Directions for this task → Repeat the full listing, word for word.

Task data →

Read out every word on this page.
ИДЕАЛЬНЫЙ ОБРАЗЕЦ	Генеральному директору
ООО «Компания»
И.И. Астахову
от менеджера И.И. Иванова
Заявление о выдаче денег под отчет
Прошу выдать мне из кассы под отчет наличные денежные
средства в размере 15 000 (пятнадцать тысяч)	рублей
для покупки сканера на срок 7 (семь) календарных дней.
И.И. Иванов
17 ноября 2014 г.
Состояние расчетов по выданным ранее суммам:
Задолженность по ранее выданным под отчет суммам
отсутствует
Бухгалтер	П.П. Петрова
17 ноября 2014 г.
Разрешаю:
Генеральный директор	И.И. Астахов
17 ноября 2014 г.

Answer →
Read out every word on this page.
ИДЕАЛЬНЫЙ ОБРАЗЕЦ	Генеральному директору
ООО «Компания»
И.И. Астахову
от менеджера И.И. Иванова
Заявление о выдаче денег под отчет
Прошу выдать мне из кассы под отчет наличные денежные
средства в размере 15 000 (пятнадцать тысяч)	рублей
для покупки сканера на срок 7 (семь) календарных дней.
И.И. Иванов
17 ноября 2014 г.
Состояние расчетов по выданным ранее суммам:
Задолженность по ранее выданным под отчет суммам
отсутствует
Бухгалтер	П.П. Петрова
17 ноября 2014 г.
Разрешаю:
Генеральный директор	И.И. Астахов
17 ноября 2014 г.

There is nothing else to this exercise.